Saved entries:
---+---

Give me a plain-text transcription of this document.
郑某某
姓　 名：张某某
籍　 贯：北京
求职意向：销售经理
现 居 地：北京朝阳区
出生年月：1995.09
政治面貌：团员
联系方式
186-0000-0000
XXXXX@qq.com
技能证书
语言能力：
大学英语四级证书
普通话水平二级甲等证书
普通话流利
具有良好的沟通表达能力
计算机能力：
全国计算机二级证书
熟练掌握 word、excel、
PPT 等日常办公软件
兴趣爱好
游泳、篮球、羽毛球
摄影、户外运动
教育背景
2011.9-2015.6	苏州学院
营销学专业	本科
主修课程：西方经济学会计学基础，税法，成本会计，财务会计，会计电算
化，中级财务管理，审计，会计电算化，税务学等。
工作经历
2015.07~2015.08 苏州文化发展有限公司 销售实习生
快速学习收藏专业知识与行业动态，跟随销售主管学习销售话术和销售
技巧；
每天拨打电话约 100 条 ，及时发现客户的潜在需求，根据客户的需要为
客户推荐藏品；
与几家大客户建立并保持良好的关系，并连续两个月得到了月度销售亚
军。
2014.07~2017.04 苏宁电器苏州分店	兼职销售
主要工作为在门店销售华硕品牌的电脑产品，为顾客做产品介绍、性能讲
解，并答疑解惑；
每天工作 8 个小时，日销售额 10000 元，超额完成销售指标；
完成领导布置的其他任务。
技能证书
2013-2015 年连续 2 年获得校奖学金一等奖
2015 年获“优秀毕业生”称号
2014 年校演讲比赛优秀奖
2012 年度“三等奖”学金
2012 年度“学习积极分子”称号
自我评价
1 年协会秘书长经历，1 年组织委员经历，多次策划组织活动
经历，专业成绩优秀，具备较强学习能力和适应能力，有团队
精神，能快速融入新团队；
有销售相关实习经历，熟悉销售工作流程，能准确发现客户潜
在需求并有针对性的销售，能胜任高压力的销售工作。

---+---

▸ Written exercise
Retype all the records, matching them exactly.

▸ Output
Give me a plain-text transcription of this document.
郑某某
姓　 名：张某某
籍　 贯：北京
求职意向：销售经理
现 居 地：北京朝阳区
出生年月：1995.09
政治面貌：团员
联系方式
186-0000-0000
XXXXX@qq.com
技能证书
语言能力：
大学英语四级证书
普通话水平二级甲等证书
普通话流利
具有良好的沟通表达能力
计算机能力：
全国计算机二级证书
熟练掌握 word、excel、
PPT 等日常办公软件
兴趣爱好
游泳、篮球、羽毛球
摄影、户外运动
教育背景
2011.9-2015.6	苏州学院
营销学专业	本科
主修课程：西方经济学会计学基础，税法，成本会计，财务会计，会计电算
化，中级财务管理，审计，会计电算化，税务学等。
工作经历
2015.07~2015.08 苏州文化发展有限公司 销售实习生
快速学习收藏专业知识与行业动态，跟随销售主管学习销售话术和销售
技巧；
每天拨打电话约 100 条 ，及时发现客户的潜在需求，根据客户的需要为
客户推荐藏品；
与几家大客户建立并保持良好的关系，并连续两个月得到了月度销售亚
军。
2014.07~2017.04 苏宁电器苏州分店	兼职销售
主要工作为在门店销售华硕品牌的电脑产品，为顾客做产品介绍、性能讲
解，并答疑解惑；
每天工作 8 个小时，日销售额 10000 元，超额完成销售指标；
完成领导布置的其他任务。
技能证书
2013-2015 年连续 2 年获得校奖学金一等奖
2015 年获“优秀毕业生”称号
2014 年校演讲比赛优秀奖
2012 年度“三等奖”学金
2012 年度“学习积极分子”称号
自我评价
1 年协会秘书长经历，1 年组织委员经历，多次策划组织活动
经历，专业成绩优秀，具备较强学习能力和适应能力，有团队
精神，能快速融入新团队；
有销售相关实习经历，熟悉销售工作流程，能准确发现客户潜
在需求并有针对性的销售，能胜任高压力的销售工作。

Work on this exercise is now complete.